* Problem details
Give the listing again in full and exactly, apart from its pictures.

* The records

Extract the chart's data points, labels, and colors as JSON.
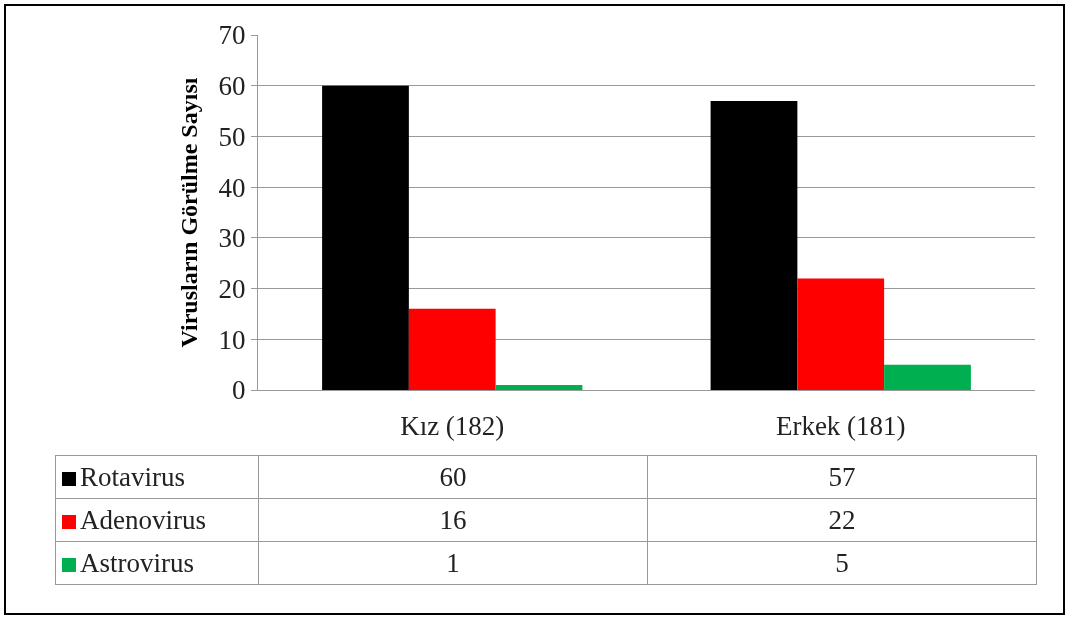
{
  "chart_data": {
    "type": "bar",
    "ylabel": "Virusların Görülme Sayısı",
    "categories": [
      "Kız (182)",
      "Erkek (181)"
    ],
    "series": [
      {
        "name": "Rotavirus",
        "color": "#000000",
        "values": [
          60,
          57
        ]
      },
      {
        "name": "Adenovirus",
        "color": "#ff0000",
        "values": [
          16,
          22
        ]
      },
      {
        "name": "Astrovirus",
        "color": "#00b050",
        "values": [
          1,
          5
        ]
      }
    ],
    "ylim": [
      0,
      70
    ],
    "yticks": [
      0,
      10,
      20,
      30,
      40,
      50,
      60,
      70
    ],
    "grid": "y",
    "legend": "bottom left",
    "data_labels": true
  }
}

* Expected answer
Extract the chart's data points, labels, and colors as JSON.
{
  "chart_data": {
    "type": "bar",
    "ylabel": "Virusların Görülme Sayısı",
    "categories": [
      "Kız (182)",
      "Erkek (181)"
    ],
    "series": [
      {
        "name": "Rotavirus",
        "color": "#000000",
        "values": [
          60,
          57
        ]
      },
      {
        "name": "Adenovirus",
        "color": "#ff0000",
        "values": [
          16,
          22
        ]
      },
      {
        "name": "Astrovirus",
        "color": "#00b050",
        "values": [
          1,
          5
        ]
      }
    ],
    "ylim": [
      0,
      70
    ],
    "yticks": [
      0,
      10,
      20,
      30,
      40,
      50,
      60,
      70
    ],
    "grid": "y",
    "legend": "bottom left",
    "data_labels": true
  }
}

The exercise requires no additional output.